SOURCE RECORDS:
-- -- --
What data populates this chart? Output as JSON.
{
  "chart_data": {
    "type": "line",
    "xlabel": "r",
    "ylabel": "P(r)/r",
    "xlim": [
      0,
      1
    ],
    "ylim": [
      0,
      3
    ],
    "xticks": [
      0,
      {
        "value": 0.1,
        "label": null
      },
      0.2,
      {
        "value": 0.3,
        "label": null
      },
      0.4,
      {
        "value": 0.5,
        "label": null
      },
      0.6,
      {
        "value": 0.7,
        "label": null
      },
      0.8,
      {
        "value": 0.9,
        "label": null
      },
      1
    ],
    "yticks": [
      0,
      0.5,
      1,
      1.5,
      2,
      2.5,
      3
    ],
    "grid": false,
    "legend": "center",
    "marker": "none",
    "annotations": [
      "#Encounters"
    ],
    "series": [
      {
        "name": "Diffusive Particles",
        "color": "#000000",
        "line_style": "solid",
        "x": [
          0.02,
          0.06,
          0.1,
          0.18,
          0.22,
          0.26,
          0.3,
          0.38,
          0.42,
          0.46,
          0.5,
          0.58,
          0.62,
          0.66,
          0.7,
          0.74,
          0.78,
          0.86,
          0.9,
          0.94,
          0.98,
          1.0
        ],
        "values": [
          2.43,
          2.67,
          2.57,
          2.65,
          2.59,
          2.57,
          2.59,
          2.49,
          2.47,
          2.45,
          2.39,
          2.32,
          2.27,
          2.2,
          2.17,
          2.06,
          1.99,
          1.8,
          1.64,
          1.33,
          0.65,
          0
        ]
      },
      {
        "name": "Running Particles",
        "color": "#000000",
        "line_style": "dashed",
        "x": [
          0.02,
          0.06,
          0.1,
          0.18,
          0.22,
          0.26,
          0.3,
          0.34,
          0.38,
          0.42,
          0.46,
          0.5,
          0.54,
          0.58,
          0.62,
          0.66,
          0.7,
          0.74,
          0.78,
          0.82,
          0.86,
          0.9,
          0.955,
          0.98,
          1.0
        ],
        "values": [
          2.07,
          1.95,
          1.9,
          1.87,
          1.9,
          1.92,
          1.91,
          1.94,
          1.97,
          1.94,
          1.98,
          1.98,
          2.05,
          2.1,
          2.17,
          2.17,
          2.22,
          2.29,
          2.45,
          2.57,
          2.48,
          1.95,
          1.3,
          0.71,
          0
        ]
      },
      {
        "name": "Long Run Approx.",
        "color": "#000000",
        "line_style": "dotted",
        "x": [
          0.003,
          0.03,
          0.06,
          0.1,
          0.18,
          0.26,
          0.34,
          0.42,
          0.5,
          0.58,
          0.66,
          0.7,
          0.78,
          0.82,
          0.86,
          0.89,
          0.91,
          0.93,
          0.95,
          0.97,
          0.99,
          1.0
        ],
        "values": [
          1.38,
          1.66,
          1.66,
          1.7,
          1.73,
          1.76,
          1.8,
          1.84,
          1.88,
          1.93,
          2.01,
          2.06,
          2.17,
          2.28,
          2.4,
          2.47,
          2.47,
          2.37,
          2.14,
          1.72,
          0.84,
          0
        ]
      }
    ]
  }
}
-- -- --
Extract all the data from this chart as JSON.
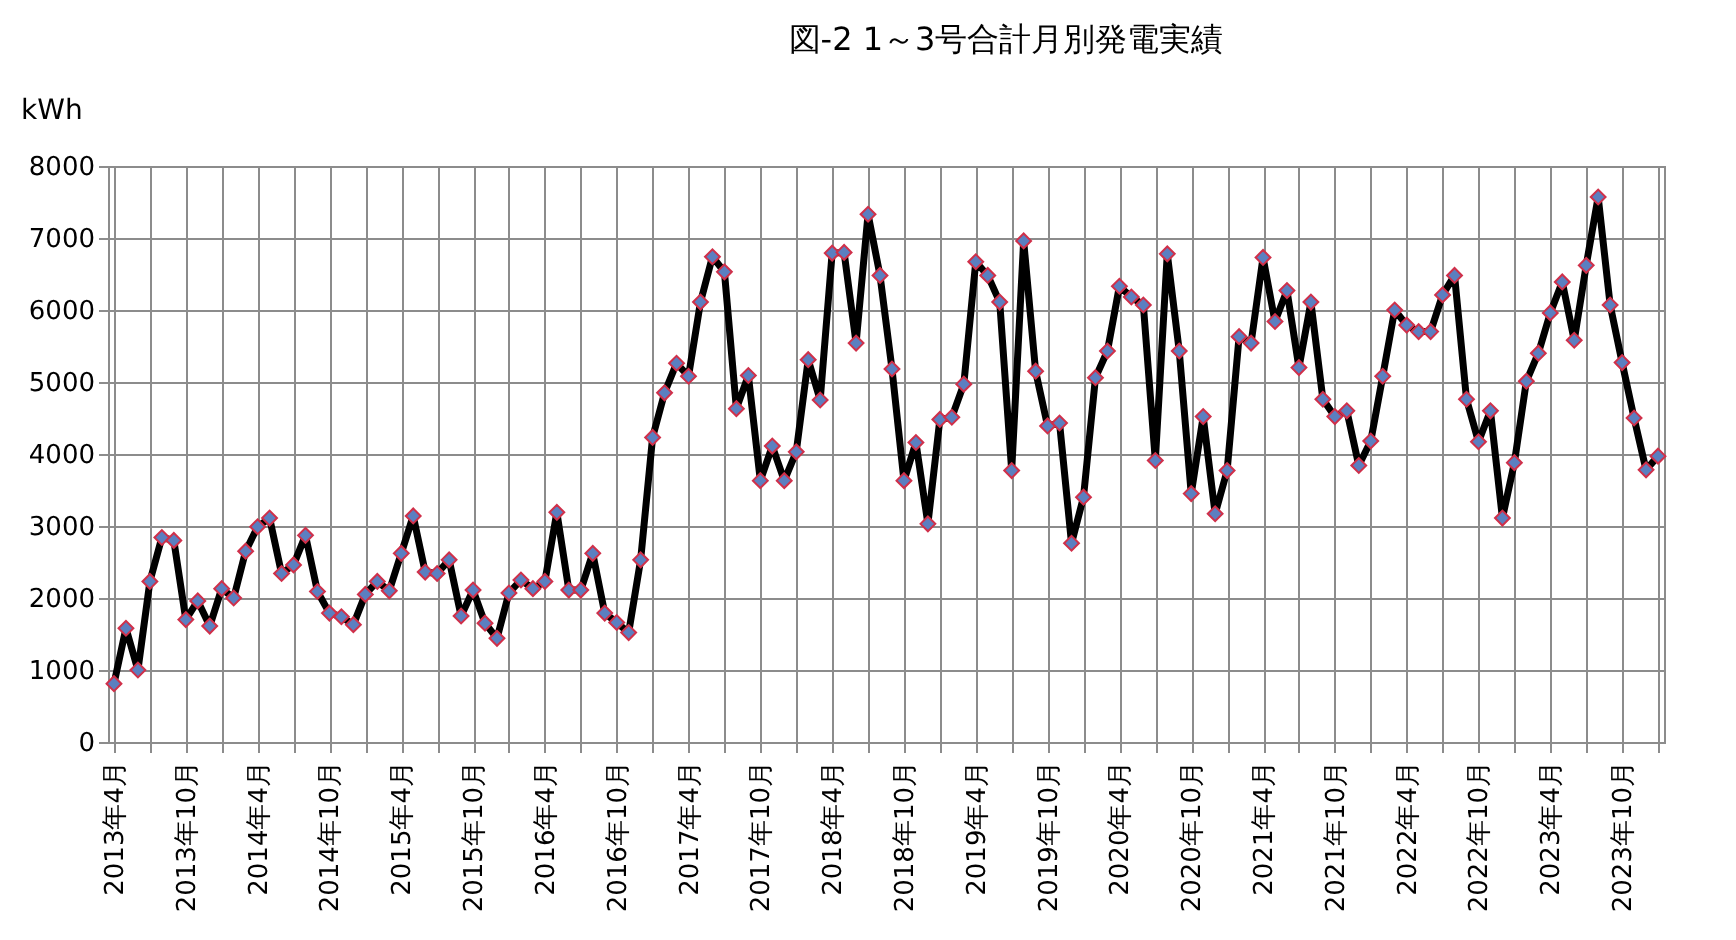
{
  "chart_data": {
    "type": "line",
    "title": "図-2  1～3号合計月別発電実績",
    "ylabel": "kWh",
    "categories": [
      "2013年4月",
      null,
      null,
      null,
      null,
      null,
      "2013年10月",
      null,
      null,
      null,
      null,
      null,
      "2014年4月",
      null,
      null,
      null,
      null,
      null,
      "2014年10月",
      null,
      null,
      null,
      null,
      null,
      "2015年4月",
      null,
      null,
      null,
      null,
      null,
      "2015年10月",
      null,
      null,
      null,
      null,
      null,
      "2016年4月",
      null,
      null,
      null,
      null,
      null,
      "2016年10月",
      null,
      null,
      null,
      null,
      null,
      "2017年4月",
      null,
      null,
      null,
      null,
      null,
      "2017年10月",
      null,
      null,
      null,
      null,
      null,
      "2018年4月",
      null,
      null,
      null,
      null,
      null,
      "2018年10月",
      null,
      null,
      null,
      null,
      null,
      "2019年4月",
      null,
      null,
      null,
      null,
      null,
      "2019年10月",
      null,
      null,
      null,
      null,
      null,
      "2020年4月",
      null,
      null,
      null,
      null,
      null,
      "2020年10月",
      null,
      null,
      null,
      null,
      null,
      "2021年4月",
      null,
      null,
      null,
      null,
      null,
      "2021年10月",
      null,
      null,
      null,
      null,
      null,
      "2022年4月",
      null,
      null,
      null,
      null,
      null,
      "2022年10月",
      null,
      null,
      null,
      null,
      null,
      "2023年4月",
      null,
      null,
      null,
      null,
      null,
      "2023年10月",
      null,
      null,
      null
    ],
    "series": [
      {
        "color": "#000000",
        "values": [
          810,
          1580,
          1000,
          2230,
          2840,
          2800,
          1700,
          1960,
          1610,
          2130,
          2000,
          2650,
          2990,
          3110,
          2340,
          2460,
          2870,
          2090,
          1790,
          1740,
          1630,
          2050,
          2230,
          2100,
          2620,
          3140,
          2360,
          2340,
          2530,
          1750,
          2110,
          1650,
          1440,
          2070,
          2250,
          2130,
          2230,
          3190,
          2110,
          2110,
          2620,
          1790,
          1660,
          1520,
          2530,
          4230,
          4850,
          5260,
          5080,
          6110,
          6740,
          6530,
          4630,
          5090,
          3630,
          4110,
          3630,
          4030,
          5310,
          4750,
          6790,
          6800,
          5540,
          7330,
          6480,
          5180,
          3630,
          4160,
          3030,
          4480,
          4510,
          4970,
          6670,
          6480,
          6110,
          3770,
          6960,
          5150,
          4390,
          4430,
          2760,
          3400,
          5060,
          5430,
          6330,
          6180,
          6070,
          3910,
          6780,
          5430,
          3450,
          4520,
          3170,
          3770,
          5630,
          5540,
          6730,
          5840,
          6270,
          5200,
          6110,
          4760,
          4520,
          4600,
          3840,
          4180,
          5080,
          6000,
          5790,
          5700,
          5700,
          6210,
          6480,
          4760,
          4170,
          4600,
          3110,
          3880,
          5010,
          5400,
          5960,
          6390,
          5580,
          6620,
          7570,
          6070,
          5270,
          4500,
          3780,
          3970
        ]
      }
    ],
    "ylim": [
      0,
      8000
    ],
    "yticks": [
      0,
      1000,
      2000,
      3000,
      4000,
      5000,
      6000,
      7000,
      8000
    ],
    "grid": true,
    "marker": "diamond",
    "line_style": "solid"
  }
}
-- -- --
TASK PROMPT:
Look through the entries above; copy each line where the string "name" appears.

RESPONSE TO THIS TASK:
        "name": "Diffusive Particles",
        "name": "Running Particles",
        "name": "Long Run Approx.",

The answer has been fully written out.